== Records to process
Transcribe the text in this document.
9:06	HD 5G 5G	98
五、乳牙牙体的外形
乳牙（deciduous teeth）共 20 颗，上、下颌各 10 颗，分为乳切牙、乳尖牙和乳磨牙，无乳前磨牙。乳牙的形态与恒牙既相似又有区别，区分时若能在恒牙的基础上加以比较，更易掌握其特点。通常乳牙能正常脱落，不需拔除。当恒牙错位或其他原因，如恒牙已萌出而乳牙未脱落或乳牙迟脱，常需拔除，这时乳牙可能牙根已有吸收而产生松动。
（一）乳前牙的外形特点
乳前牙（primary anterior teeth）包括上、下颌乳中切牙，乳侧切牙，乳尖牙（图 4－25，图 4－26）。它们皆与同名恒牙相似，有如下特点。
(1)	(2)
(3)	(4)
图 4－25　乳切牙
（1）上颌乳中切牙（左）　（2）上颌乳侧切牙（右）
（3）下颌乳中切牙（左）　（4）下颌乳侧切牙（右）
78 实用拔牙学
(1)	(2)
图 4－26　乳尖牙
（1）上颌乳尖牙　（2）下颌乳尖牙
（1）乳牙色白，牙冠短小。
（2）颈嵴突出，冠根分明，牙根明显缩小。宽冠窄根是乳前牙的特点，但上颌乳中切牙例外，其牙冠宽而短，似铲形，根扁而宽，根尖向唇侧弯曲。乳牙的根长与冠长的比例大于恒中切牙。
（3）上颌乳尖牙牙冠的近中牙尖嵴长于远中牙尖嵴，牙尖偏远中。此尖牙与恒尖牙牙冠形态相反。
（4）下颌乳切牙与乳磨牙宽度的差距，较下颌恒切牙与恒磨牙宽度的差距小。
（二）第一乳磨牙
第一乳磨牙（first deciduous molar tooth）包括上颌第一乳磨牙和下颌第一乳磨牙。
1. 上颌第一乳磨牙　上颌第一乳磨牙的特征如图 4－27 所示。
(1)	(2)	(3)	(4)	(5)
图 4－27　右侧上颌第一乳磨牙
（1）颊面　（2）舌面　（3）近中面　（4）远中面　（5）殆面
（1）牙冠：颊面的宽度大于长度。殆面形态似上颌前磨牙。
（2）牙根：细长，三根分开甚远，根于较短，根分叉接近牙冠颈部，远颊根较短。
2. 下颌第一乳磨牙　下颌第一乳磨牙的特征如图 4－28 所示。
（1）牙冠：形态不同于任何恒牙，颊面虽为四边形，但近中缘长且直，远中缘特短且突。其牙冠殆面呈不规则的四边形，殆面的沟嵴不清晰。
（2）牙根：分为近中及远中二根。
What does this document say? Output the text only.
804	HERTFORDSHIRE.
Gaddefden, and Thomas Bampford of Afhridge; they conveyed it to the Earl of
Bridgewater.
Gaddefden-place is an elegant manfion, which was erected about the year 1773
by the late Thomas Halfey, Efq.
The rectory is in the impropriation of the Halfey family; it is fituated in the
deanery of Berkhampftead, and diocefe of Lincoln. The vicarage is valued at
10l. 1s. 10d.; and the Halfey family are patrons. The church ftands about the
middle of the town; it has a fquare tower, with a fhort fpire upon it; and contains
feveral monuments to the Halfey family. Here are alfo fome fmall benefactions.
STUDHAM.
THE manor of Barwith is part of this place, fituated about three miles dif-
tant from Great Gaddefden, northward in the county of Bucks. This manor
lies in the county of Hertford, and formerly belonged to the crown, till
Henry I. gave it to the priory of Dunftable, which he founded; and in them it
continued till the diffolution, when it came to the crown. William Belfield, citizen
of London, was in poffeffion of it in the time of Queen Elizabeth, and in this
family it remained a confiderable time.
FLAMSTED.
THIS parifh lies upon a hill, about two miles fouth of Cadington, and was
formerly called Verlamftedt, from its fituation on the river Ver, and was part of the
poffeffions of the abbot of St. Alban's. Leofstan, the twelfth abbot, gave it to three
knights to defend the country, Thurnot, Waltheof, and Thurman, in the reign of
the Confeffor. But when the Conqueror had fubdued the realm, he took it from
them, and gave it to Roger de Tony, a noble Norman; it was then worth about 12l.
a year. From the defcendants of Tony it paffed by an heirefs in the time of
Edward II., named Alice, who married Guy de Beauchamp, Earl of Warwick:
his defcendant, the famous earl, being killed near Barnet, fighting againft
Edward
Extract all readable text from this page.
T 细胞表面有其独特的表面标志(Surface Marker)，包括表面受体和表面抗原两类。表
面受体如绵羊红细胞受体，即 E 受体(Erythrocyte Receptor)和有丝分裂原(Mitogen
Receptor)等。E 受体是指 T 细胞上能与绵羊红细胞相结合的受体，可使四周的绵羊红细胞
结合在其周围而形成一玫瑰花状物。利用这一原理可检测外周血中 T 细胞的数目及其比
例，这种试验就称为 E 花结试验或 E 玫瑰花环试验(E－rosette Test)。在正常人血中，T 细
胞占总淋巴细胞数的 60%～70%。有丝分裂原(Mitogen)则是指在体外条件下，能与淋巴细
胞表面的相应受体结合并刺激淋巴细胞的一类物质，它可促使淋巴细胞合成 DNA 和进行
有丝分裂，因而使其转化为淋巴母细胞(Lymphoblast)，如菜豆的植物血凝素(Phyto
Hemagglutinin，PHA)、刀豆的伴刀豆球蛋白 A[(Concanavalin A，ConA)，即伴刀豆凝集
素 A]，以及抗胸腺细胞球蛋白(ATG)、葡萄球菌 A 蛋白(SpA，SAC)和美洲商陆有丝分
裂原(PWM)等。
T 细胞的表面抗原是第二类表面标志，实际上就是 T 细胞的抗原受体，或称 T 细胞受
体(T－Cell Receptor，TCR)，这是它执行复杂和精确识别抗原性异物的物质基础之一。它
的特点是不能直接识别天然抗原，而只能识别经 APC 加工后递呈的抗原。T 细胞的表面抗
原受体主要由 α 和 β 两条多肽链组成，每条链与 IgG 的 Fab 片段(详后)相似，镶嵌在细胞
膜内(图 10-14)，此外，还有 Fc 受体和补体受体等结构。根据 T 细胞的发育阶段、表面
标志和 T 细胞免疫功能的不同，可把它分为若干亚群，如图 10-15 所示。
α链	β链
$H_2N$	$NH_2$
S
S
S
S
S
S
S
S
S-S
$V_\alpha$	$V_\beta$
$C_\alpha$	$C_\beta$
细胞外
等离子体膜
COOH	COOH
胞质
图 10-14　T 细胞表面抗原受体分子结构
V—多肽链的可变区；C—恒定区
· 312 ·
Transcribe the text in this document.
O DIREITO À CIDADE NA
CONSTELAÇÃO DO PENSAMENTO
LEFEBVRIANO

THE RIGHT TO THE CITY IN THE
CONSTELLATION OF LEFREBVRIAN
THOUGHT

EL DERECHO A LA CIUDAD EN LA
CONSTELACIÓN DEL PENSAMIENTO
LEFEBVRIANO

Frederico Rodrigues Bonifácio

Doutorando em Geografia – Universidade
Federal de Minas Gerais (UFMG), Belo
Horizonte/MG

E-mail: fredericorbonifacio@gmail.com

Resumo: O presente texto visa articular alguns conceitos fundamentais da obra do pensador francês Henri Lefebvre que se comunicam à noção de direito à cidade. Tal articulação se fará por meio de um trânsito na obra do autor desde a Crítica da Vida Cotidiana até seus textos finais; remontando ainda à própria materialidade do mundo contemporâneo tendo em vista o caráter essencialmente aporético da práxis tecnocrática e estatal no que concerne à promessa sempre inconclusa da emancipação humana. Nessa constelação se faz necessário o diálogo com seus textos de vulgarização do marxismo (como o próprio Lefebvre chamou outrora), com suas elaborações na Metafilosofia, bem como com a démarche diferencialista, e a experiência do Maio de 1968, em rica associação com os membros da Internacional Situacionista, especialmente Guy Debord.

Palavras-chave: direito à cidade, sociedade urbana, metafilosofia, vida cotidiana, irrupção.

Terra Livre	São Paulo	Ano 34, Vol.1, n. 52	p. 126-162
====
**Required task**
Using the material above, copy every line in which the string "crown" occurs.

**Task answer**
lies in the county of Hertford, and formerly belonged to the crown, till
continued till the diffolution, when it came to the crown. William Belfield, citizen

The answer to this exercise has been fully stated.